[Extracts from a graphics dataset]
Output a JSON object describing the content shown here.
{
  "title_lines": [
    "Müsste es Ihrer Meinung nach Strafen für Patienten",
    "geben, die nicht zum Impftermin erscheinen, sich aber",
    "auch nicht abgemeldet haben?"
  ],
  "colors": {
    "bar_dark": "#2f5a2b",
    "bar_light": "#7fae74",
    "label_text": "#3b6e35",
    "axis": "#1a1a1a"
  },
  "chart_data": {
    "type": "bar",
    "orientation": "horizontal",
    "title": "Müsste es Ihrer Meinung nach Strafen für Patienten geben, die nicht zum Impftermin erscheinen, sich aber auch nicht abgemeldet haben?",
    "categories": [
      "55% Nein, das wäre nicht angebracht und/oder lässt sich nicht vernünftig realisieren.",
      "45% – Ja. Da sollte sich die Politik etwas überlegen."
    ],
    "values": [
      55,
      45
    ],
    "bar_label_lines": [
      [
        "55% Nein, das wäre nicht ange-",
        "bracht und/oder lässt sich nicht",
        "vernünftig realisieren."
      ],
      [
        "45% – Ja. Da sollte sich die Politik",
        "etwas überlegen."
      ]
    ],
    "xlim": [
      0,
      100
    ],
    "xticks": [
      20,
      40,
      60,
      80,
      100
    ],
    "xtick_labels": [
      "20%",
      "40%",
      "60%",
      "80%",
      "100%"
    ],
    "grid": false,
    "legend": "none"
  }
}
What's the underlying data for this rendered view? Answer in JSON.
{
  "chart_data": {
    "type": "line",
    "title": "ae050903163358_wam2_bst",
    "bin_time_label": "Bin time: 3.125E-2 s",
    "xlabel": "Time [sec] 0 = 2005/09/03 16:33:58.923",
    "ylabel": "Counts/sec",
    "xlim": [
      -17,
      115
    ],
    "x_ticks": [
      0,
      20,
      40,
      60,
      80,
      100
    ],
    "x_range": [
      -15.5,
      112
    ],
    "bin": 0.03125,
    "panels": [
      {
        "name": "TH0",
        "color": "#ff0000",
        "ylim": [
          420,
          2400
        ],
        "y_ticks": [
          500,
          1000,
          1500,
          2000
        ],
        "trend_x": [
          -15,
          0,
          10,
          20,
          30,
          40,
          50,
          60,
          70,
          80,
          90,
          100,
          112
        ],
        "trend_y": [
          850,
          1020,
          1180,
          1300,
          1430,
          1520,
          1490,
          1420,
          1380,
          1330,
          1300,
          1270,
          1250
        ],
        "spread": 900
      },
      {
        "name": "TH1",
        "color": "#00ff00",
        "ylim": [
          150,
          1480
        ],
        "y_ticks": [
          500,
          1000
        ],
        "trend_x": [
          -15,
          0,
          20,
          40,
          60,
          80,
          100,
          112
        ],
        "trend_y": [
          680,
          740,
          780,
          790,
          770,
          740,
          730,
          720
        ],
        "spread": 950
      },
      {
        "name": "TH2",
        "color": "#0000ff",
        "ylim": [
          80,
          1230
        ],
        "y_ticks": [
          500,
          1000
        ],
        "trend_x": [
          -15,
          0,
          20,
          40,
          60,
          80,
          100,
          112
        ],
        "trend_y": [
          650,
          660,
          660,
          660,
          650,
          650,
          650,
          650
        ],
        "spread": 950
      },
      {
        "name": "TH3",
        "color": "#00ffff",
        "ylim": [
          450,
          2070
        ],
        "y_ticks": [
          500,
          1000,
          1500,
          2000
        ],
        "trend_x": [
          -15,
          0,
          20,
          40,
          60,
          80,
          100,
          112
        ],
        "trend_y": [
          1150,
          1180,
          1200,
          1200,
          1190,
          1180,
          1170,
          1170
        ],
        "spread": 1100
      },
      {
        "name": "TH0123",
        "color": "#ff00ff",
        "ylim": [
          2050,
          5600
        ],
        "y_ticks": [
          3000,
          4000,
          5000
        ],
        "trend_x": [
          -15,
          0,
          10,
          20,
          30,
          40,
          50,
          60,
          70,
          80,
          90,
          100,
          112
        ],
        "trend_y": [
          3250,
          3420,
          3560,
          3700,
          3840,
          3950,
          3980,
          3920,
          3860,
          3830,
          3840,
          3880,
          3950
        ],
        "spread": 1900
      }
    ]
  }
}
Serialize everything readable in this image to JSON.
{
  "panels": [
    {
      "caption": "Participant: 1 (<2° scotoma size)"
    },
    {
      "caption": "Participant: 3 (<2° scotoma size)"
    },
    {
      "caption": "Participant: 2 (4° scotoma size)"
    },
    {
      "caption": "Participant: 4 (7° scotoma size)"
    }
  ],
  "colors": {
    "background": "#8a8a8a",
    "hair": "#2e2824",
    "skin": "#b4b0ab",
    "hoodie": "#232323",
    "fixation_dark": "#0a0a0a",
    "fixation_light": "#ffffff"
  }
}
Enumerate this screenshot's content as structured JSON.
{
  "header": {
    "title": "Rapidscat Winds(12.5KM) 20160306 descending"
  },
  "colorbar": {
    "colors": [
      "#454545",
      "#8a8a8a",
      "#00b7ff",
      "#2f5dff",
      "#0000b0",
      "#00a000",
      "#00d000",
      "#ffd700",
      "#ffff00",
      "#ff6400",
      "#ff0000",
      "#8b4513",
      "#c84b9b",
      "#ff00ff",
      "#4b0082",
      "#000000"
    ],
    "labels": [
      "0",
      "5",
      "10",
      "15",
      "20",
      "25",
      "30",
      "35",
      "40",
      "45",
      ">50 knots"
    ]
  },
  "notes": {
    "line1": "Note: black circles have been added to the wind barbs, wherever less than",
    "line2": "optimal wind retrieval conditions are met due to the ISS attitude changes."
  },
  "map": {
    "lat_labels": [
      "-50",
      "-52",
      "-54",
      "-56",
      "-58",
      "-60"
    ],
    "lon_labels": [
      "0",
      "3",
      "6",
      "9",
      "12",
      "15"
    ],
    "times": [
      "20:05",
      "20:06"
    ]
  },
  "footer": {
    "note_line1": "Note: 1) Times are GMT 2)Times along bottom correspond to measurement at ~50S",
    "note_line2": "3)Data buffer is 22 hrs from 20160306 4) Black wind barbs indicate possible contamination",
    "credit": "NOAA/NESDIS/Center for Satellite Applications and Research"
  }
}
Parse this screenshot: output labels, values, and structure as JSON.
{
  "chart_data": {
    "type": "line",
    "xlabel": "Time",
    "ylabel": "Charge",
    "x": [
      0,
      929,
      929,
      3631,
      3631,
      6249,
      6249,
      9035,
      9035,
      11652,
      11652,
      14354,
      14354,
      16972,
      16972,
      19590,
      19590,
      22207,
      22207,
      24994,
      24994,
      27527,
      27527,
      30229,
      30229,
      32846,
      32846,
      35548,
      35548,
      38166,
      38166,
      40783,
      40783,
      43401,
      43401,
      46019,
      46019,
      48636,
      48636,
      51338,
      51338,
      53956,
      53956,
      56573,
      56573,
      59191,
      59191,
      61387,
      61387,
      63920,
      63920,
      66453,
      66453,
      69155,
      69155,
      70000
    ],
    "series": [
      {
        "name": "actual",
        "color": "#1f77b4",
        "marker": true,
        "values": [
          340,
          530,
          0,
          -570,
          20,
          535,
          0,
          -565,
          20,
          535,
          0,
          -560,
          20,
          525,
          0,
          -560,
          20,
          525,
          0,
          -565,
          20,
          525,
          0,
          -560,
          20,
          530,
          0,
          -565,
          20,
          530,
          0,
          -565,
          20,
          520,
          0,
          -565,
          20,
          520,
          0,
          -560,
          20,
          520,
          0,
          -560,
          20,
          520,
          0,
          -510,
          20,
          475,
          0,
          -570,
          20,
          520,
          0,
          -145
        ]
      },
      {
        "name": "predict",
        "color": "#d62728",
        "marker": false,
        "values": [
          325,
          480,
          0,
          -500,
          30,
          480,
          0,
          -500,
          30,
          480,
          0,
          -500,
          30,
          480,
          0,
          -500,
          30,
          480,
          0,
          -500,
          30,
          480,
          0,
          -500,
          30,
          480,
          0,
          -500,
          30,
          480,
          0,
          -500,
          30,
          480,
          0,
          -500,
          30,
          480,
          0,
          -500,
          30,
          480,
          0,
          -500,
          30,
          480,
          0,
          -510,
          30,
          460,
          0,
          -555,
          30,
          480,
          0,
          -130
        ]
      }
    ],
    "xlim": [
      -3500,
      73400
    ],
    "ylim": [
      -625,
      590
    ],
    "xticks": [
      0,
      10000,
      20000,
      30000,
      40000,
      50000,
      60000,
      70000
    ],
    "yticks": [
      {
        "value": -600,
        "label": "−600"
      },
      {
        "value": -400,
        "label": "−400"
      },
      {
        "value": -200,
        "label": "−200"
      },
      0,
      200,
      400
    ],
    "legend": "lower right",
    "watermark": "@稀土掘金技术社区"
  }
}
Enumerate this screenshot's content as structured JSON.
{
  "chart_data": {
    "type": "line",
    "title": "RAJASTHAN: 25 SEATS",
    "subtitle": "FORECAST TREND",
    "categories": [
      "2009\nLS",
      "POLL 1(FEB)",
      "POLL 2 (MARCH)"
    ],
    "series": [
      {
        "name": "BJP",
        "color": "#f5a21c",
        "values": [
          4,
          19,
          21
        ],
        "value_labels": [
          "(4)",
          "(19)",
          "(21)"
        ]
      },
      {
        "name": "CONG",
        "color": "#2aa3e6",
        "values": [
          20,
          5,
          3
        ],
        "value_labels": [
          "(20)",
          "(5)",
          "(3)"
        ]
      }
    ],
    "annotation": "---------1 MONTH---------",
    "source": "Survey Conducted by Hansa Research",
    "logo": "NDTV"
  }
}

◆ **Aim**:
Copy every line of the listing that includes the string "geben".

◆ **Response to the task**:
    "geben, die nicht zum Impftermin erscheinen, sich aber",
    "title": "Müsste es Ihrer Meinung nach Strafen für Patienten geben, die nicht zum Impftermin erscheinen, sich aber auch nicht abgemeldet haben?",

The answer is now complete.